▶ [Task statement]: Each record below should be output verbatim, without pictures.

▶ [Material provided]:

────────────────

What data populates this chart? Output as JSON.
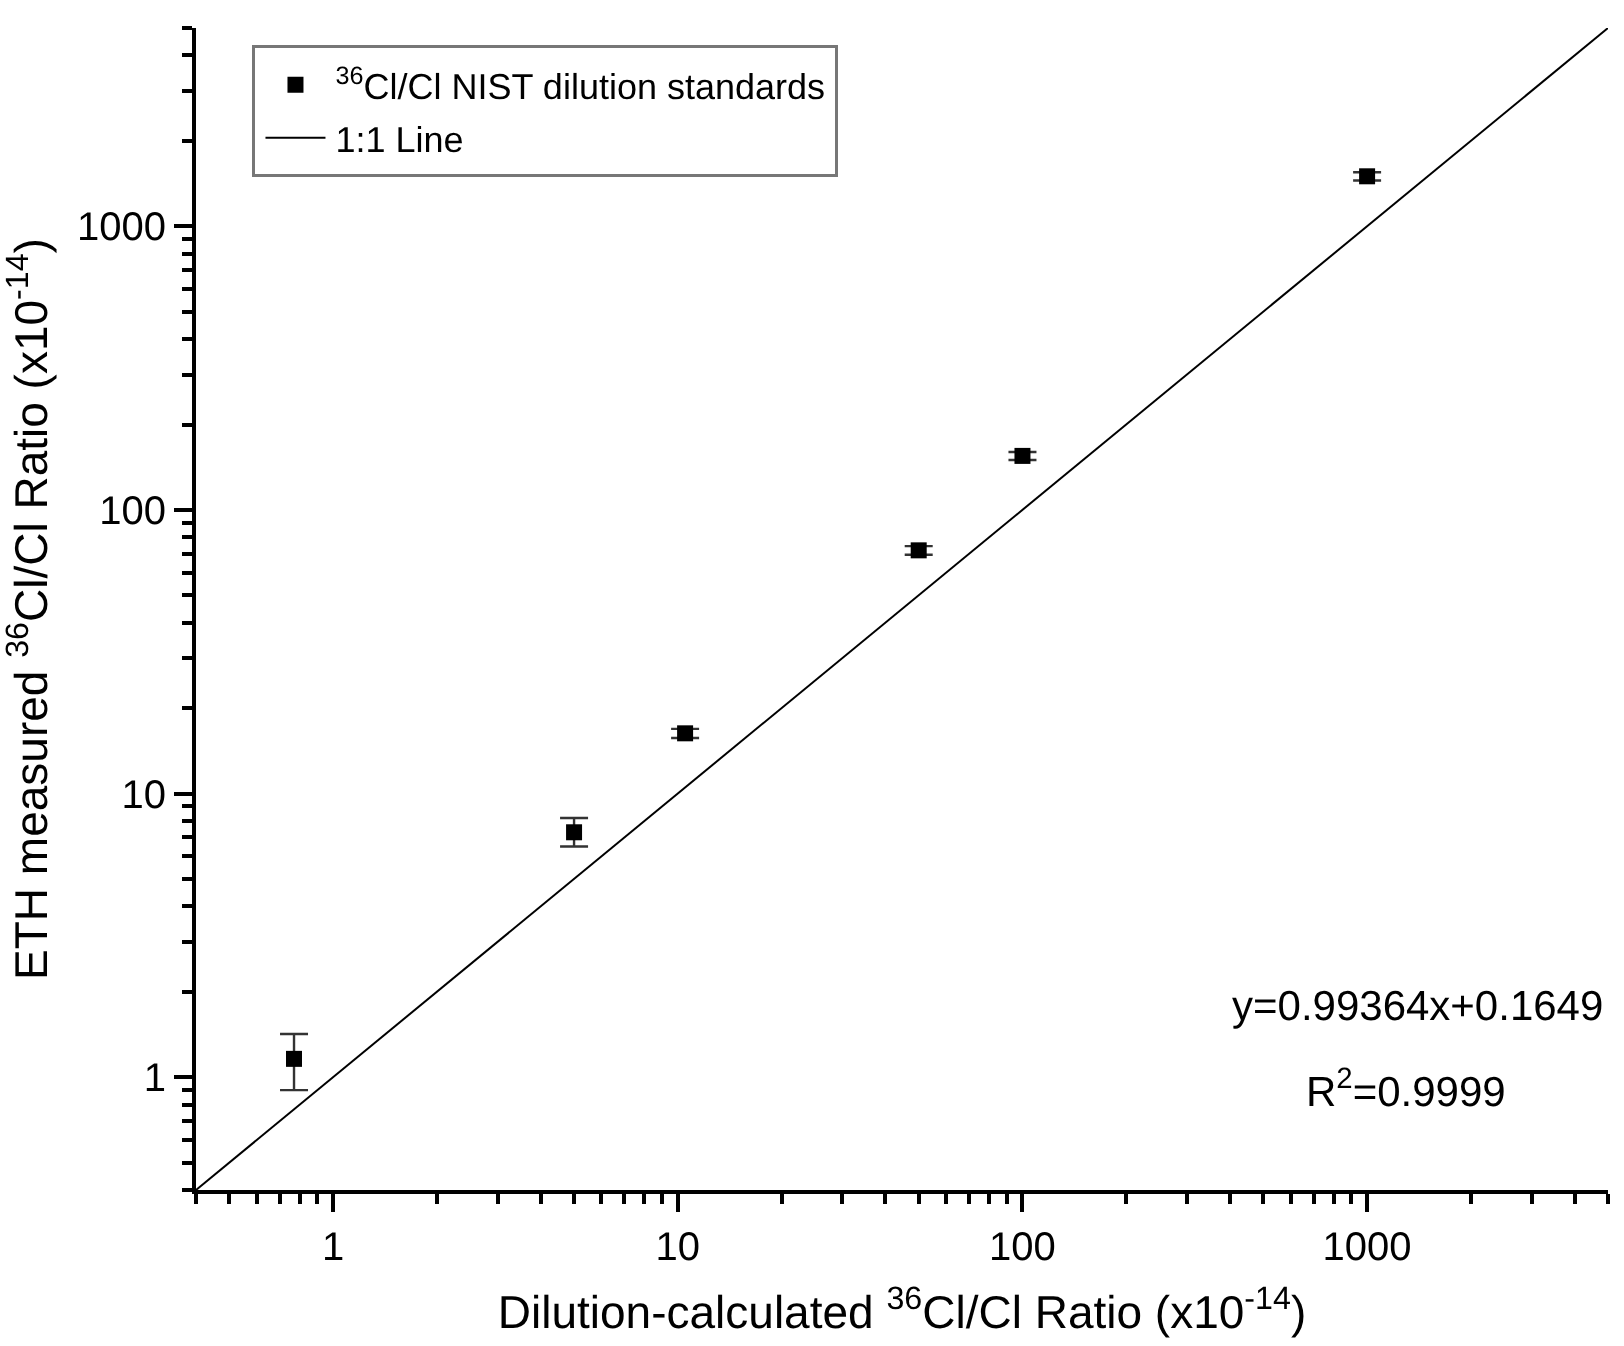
{
  "chart_data": {
    "type": "scatter",
    "xlabel": "Dilution-calculated $^{36}$Cl/Cl Ratio (x10$^{-14}$)",
    "ylabel": "ETH measured $^{36}$Cl/Cl Ratio (x10$^{-14}$)",
    "log": "xy",
    "grid": false,
    "legend": "top left",
    "marker": "square",
    "xlim": [
      0.4,
      5000
    ],
    "ylim": [
      0.4,
      5000
    ],
    "xticks": [
      {
        "value": 0.4,
        "label": null
      },
      {
        "value": 0.5,
        "label": null
      },
      {
        "value": 0.6,
        "label": null
      },
      {
        "value": 0.7,
        "label": null
      },
      {
        "value": 0.8,
        "label": null
      },
      {
        "value": 0.9,
        "label": null
      },
      1,
      {
        "value": 2,
        "label": null
      },
      {
        "value": 3,
        "label": null
      },
      {
        "value": 4,
        "label": null
      },
      {
        "value": 5,
        "label": null
      },
      {
        "value": 6,
        "label": null
      },
      {
        "value": 7,
        "label": null
      },
      {
        "value": 8,
        "label": null
      },
      {
        "value": 9,
        "label": null
      },
      10,
      {
        "value": 20,
        "label": null
      },
      {
        "value": 30,
        "label": null
      },
      {
        "value": 40,
        "label": null
      },
      {
        "value": 50,
        "label": null
      },
      {
        "value": 60,
        "label": null
      },
      {
        "value": 70,
        "label": null
      },
      {
        "value": 80,
        "label": null
      },
      {
        "value": 90,
        "label": null
      },
      100,
      {
        "value": 200,
        "label": null
      },
      {
        "value": 300,
        "label": null
      },
      {
        "value": 400,
        "label": null
      },
      {
        "value": 500,
        "label": null
      },
      {
        "value": 600,
        "label": null
      },
      {
        "value": 700,
        "label": null
      },
      {
        "value": 800,
        "label": null
      },
      {
        "value": 900,
        "label": null
      },
      1000,
      {
        "value": 2000,
        "label": null
      },
      {
        "value": 3000,
        "label": null
      },
      {
        "value": 4000,
        "label": null
      },
      {
        "value": 5000,
        "label": null
      }
    ],
    "yticks": [
      {
        "value": 0.4,
        "label": null
      },
      {
        "value": 0.5,
        "label": null
      },
      {
        "value": 0.6,
        "label": null
      },
      {
        "value": 0.7,
        "label": null
      },
      {
        "value": 0.8,
        "label": null
      },
      {
        "value": 0.9,
        "label": null
      },
      1,
      {
        "value": 2,
        "label": null
      },
      {
        "value": 3,
        "label": null
      },
      {
        "value": 4,
        "label": null
      },
      {
        "value": 5,
        "label": null
      },
      {
        "value": 6,
        "label": null
      },
      {
        "value": 7,
        "label": null
      },
      {
        "value": 8,
        "label": null
      },
      {
        "value": 9,
        "label": null
      },
      10,
      {
        "value": 20,
        "label": null
      },
      {
        "value": 30,
        "label": null
      },
      {
        "value": 40,
        "label": null
      },
      {
        "value": 50,
        "label": null
      },
      {
        "value": 60,
        "label": null
      },
      {
        "value": 70,
        "label": null
      },
      {
        "value": 80,
        "label": null
      },
      {
        "value": 90,
        "label": null
      },
      100,
      {
        "value": 200,
        "label": null
      },
      {
        "value": 300,
        "label": null
      },
      {
        "value": 400,
        "label": null
      },
      {
        "value": 500,
        "label": null
      },
      {
        "value": 600,
        "label": null
      },
      {
        "value": 700,
        "label": null
      },
      {
        "value": 800,
        "label": null
      },
      {
        "value": 900,
        "label": null
      },
      1000,
      {
        "value": 2000,
        "label": null
      },
      {
        "value": 3000,
        "label": null
      },
      {
        "value": 4000,
        "label": null
      },
      {
        "value": 5000,
        "label": null
      }
    ],
    "series": [
      {
        "name": "$^{36}$Cl/Cl NIST dilution standards",
        "color": "#000000",
        "x": [
          0.77,
          5,
          10.5,
          50,
          100,
          1000
        ],
        "values": [
          1.16,
          7.3,
          16.3,
          72,
          155,
          1500
        ],
        "errors": [
          [
            0.9,
            1.42
          ],
          [
            6.5,
            8.2
          ],
          0.6,
          2.5,
          5,
          50
        ]
      },
      {
        "name": "1:1 Line",
        "type": "line",
        "color": "#000000",
        "marker": "none",
        "line_style": "solid",
        "x": [
          0.4,
          5000
        ],
        "values": [
          0.4,
          5000
        ]
      }
    ],
    "annotations": [
      "y=0.99364x+0.1649",
      "R$^{2}$=0.9999"
    ]
  }
}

────────────────

▶ [Written reply]:
What data populates this chart? Output as JSON.
{
  "chart_data": {
    "type": "scatter",
    "xlabel": "Dilution-calculated $^{36}$Cl/Cl Ratio (x10$^{-14}$)",
    "ylabel": "ETH measured $^{36}$Cl/Cl Ratio (x10$^{-14}$)",
    "log": "xy",
    "grid": false,
    "legend": "top left",
    "marker": "square",
    "xlim": [
      0.4,
      5000
    ],
    "ylim": [
      0.4,
      5000
    ],
    "xticks": [
      {
        "value": 0.4,
        "label": null
      },
      {
        "value": 0.5,
        "label": null
      },
      {
        "value": 0.6,
        "label": null
      },
      {
        "value": 0.7,
        "label": null
      },
      {
        "value": 0.8,
        "label": null
      },
      {
        "value": 0.9,
        "label": null
      },
      1,
      {
        "value": 2,
        "label": null
      },
      {
        "value": 3,
        "label": null
      },
      {
        "value": 4,
        "label": null
      },
      {
        "value": 5,
        "label": null
      },
      {
        "value": 6,
        "label": null
      },
      {
        "value": 7,
        "label": null
      },
      {
        "value": 8,
        "label": null
      },
      {
        "value": 9,
        "label": null
      },
      10,
      {
        "value": 20,
        "label": null
      },
      {
        "value": 30,
        "label": null
      },
      {
        "value": 40,
        "label": null
      },
      {
        "value": 50,
        "label": null
      },
      {
        "value": 60,
        "label": null
      },
      {
        "value": 70,
        "label": null
      },
      {
        "value": 80,
        "label": null
      },
      {
        "value": 90,
        "label": null
      },
      100,
      {
        "value": 200,
        "label": null
      },
      {
        "value": 300,
        "label": null
      },
      {
        "value": 400,
        "label": null
      },
      {
        "value": 500,
        "label": null
      },
      {
        "value": 600,
        "label": null
      },
      {
        "value": 700,
        "label": null
      },
      {
        "value": 800,
        "label": null
      },
      {
        "value": 900,
        "label": null
      },
      1000,
      {
        "value": 2000,
        "label": null
      },
      {
        "value": 3000,
        "label": null
      },
      {
        "value": 4000,
        "label": null
      },
      {
        "value": 5000,
        "label": null
      }
    ],
    "yticks": [
      {
        "value": 0.4,
        "label": null
      },
      {
        "value": 0.5,
        "label": null
      },
      {
        "value": 0.6,
        "label": null
      },
      {
        "value": 0.7,
        "label": null
      },
      {
        "value": 0.8,
        "label": null
      },
      {
        "value": 0.9,
        "label": null
      },
      1,
      {
        "value": 2,
        "label": null
      },
      {
        "value": 3,
        "label": null
      },
      {
        "value": 4,
        "label": null
      },
      {
        "value": 5,
        "label": null
      },
      {
        "value": 6,
        "label": null
      },
      {
        "value": 7,
        "label": null
      },
      {
        "value": 8,
        "label": null
      },
      {
        "value": 9,
        "label": null
      },
      10,
      {
        "value": 20,
        "label": null
      },
      {
        "value": 30,
        "label": null
      },
      {
        "value": 40,
        "label": null
      },
      {
        "value": 50,
        "label": null
      },
      {
        "value": 60,
        "label": null
      },
      {
        "value": 70,
        "label": null
      },
      {
        "value": 80,
        "label": null
      },
      {
        "value": 90,
        "label": null
      },
      100,
      {
        "value": 200,
        "label": null
      },
      {
        "value": 300,
        "label": null
      },
      {
        "value": 400,
        "label": null
      },
      {
        "value": 500,
        "label": null
      },
      {
        "value": 600,
        "label": null
      },
      {
        "value": 700,
        "label": null
      },
      {
        "value": 800,
        "label": null
      },
      {
        "value": 900,
        "label": null
      },
      1000,
      {
        "value": 2000,
        "label": null
      },
      {
        "value": 3000,
        "label": null
      },
      {
        "value": 4000,
        "label": null
      },
      {
        "value": 5000,
        "label": null
      }
    ],
    "series": [
      {
        "name": "$^{36}$Cl/Cl NIST dilution standards",
        "color": "#000000",
        "x": [
          0.77,
          5,
          10.5,
          50,
          100,
          1000
        ],
        "values": [
          1.16,
          7.3,
          16.3,
          72,
          155,
          1500
        ],
        "errors": [
          [
            0.9,
            1.42
          ],
          [
            6.5,
            8.2
          ],
          0.6,
          2.5,
          5,
          50
        ]
      },
      {
        "name": "1:1 Line",
        "type": "line",
        "color": "#000000",
        "marker": "none",
        "line_style": "solid",
        "x": [
          0.4,
          5000
        ],
        "values": [
          0.4,
          5000
        ]
      }
    ],
    "annotations": [
      "y=0.99364x+0.1649",
      "R$^{2}$=0.9999"
    ]
  }
}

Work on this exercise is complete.